- [Task prompt]: Copy out every record below, word for word.
======== Stored rows ========
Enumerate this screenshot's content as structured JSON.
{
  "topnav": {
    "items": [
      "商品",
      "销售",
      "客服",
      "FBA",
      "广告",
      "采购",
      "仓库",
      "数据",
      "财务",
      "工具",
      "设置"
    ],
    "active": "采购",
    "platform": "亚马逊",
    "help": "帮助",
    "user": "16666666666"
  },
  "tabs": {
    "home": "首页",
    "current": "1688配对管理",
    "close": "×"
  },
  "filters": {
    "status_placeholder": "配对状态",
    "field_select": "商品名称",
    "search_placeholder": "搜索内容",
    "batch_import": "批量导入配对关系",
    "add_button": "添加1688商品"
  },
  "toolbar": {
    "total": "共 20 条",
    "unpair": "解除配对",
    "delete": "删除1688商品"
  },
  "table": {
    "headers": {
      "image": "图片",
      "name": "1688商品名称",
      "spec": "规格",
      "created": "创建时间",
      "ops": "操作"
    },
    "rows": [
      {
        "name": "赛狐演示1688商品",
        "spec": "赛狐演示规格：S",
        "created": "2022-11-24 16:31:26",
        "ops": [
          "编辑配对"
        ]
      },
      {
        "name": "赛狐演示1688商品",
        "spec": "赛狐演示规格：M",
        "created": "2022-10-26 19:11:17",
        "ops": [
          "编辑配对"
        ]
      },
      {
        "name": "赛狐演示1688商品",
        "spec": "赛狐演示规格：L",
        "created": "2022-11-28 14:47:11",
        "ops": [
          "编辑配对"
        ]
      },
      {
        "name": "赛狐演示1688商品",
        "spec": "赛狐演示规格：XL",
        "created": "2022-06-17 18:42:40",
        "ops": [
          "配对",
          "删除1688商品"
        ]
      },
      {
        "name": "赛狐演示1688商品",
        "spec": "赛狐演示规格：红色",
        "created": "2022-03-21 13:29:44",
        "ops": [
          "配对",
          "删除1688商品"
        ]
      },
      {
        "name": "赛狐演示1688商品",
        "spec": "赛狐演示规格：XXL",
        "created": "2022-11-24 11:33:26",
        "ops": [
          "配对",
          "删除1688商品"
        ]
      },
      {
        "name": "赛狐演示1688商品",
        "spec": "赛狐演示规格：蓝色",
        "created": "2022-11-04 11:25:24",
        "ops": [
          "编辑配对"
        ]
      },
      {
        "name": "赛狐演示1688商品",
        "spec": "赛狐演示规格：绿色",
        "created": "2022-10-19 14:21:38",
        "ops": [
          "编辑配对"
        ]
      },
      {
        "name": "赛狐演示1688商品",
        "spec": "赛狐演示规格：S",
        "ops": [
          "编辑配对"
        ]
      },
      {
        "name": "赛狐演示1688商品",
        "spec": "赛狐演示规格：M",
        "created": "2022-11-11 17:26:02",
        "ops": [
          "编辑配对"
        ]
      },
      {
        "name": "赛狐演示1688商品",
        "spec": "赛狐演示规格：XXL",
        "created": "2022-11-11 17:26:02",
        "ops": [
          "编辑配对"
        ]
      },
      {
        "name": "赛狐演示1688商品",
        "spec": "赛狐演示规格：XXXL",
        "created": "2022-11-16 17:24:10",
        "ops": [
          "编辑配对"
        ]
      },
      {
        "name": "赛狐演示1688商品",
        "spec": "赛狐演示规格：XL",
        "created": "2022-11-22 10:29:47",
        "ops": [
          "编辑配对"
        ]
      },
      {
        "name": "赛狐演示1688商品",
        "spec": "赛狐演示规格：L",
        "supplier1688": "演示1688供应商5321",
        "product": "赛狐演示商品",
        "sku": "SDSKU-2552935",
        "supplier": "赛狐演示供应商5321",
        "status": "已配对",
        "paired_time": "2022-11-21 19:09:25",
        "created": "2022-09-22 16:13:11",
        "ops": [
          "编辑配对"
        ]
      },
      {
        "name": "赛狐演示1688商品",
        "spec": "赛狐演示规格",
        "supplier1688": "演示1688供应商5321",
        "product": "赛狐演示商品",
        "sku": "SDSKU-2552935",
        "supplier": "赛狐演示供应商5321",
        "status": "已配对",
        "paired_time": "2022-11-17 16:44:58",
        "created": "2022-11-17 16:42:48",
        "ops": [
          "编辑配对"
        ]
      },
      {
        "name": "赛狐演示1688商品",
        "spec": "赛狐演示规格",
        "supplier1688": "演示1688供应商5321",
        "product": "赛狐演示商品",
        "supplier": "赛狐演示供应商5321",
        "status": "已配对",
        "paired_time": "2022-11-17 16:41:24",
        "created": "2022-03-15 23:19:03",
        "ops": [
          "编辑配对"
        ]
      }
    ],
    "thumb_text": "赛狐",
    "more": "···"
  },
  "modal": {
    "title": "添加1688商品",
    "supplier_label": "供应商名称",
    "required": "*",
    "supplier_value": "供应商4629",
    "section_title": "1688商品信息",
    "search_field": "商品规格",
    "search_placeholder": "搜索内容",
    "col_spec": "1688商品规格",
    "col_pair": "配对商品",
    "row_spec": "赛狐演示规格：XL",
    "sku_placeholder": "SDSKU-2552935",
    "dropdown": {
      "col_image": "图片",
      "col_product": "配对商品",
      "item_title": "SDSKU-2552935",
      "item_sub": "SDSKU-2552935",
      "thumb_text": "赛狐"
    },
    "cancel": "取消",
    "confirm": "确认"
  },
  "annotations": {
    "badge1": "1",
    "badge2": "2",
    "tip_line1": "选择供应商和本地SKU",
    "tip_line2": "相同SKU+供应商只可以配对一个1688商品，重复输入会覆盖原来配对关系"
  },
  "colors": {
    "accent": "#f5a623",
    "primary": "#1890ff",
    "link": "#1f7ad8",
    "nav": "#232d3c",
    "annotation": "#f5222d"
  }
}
========
- [Exercise output]:
Enumerate this screenshot's content as structured JSON.
{
  "topnav": {
    "items": [
      "商品",
      "销售",
      "客服",
      "FBA",
      "广告",
      "采购",
      "仓库",
      "数据",
      "财务",
      "工具",
      "设置"
    ],
    "active": "采购",
    "platform": "亚马逊",
    "help": "帮助",
    "user": "16666666666"
  },
  "tabs": {
    "home": "首页",
    "current": "1688配对管理",
    "close": "×"
  },
  "filters": {
    "status_placeholder": "配对状态",
    "field_select": "商品名称",
    "search_placeholder": "搜索内容",
    "batch_import": "批量导入配对关系",
    "add_button": "添加1688商品"
  },
  "toolbar": {
    "total": "共 20 条",
    "unpair": "解除配对",
    "delete": "删除1688商品"
  },
  "table": {
    "headers": {
      "image": "图片",
      "name": "1688商品名称",
      "spec": "规格",
      "created": "创建时间",
      "ops": "操作"
    },
    "rows": [
      {
        "name": "赛狐演示1688商品",
        "spec": "赛狐演示规格：S",
        "created": "2022-11-24 16:31:26",
        "ops": [
          "编辑配对"
        ]
      },
      {
        "name": "赛狐演示1688商品",
        "spec": "赛狐演示规格：M",
        "created": "2022-10-26 19:11:17",
        "ops": [
          "编辑配对"
        ]
      },
      {
        "name": "赛狐演示1688商品",
        "spec": "赛狐演示规格：L",
        "created": "2022-11-28 14:47:11",
        "ops": [
          "编辑配对"
        ]
      },
      {
        "name": "赛狐演示1688商品",
        "spec": "赛狐演示规格：XL",
        "created": "2022-06-17 18:42:40",
        "ops": [
          "配对",
          "删除1688商品"
        ]
      },
      {
        "name": "赛狐演示1688商品",
        "spec": "赛狐演示规格：红色",
        "created": "2022-03-21 13:29:44",
        "ops": [
          "配对",
          "删除1688商品"
        ]
      },
      {
        "name": "赛狐演示1688商品",
        "spec": "赛狐演示规格：XXL",
        "created": "2022-11-24 11:33:26",
        "ops": [
          "配对",
          "删除1688商品"
        ]
      },
      {
        "name": "赛狐演示1688商品",
        "spec": "赛狐演示规格：蓝色",
        "created": "2022-11-04 11:25:24",
        "ops": [
          "编辑配对"
        ]
      },
      {
        "name": "赛狐演示1688商品",
        "spec": "赛狐演示规格：绿色",
        "created": "2022-10-19 14:21:38",
        "ops": [
          "编辑配对"
        ]
      },
      {
        "name": "赛狐演示1688商品",
        "spec": "赛狐演示规格：S",
        "ops": [
          "编辑配对"
        ]
      },
      {
        "name": "赛狐演示1688商品",
        "spec": "赛狐演示规格：M",
        "created": "2022-11-11 17:26:02",
        "ops": [
          "编辑配对"
        ]
      },
      {
        "name": "赛狐演示1688商品",
        "spec": "赛狐演示规格：XXL",
        "created": "2022-11-11 17:26:02",
        "ops": [
          "编辑配对"
        ]
      },
      {
        "name": "赛狐演示1688商品",
        "spec": "赛狐演示规格：XXXL",
        "created": "2022-11-16 17:24:10",
        "ops": [
          "编辑配对"
        ]
      },
      {
        "name": "赛狐演示1688商品",
        "spec": "赛狐演示规格：XL",
        "created": "2022-11-22 10:29:47",
        "ops": [
          "编辑配对"
        ]
      },
      {
        "name": "赛狐演示1688商品",
        "spec": "赛狐演示规格：L",
        "supplier1688": "演示1688供应商5321",
        "product": "赛狐演示商品",
        "sku": "SDSKU-2552935",
        "supplier": "赛狐演示供应商5321",
        "status": "已配对",
        "paired_time": "2022-11-21 19:09:25",
        "created": "2022-09-22 16:13:11",
        "ops": [
          "编辑配对"
        ]
      },
      {
        "name": "赛狐演示1688商品",
        "spec": "赛狐演示规格",
        "supplier1688": "演示1688供应商5321",
        "product": "赛狐演示商品",
        "sku": "SDSKU-2552935",
        "supplier": "赛狐演示供应商5321",
        "status": "已配对",
        "paired_time": "2022-11-17 16:44:58",
        "created": "2022-11-17 16:42:48",
        "ops": [
          "编辑配对"
        ]
      },
      {
        "name": "赛狐演示1688商品",
        "spec": "赛狐演示规格",
        "supplier1688": "演示1688供应商5321",
        "product": "赛狐演示商品",
        "supplier": "赛狐演示供应商5321",
        "status": "已配对",
        "paired_time": "2022-11-17 16:41:24",
        "created": "2022-03-15 23:19:03",
        "ops": [
          "编辑配对"
        ]
      }
    ],
    "thumb_text": "赛狐",
    "more": "···"
  },
  "modal": {
    "title": "添加1688商品",
    "supplier_label": "供应商名称",
    "required": "*",
    "supplier_value": "供应商4629",
    "section_title": "1688商品信息",
    "search_field": "商品规格",
    "search_placeholder": "搜索内容",
    "col_spec": "1688商品规格",
    "col_pair": "配对商品",
    "row_spec": "赛狐演示规格：XL",
    "sku_placeholder": "SDSKU-2552935",
    "dropdown": {
      "col_image": "图片",
      "col_product": "配对商品",
      "item_title": "SDSKU-2552935",
      "item_sub": "SDSKU-2552935",
      "thumb_text": "赛狐"
    },
    "cancel": "取消",
    "confirm": "确认"
  },
  "annotations": {
    "badge1": "1",
    "badge2": "2",
    "tip_line1": "选择供应商和本地SKU",
    "tip_line2": "相同SKU+供应商只可以配对一个1688商品，重复输入会覆盖原来配对关系"
  },
  "colors": {
    "accent": "#f5a623",
    "primary": "#1890ff",
    "link": "#1f7ad8",
    "nav": "#232d3c",
    "annotation": "#f5222d"
  }
}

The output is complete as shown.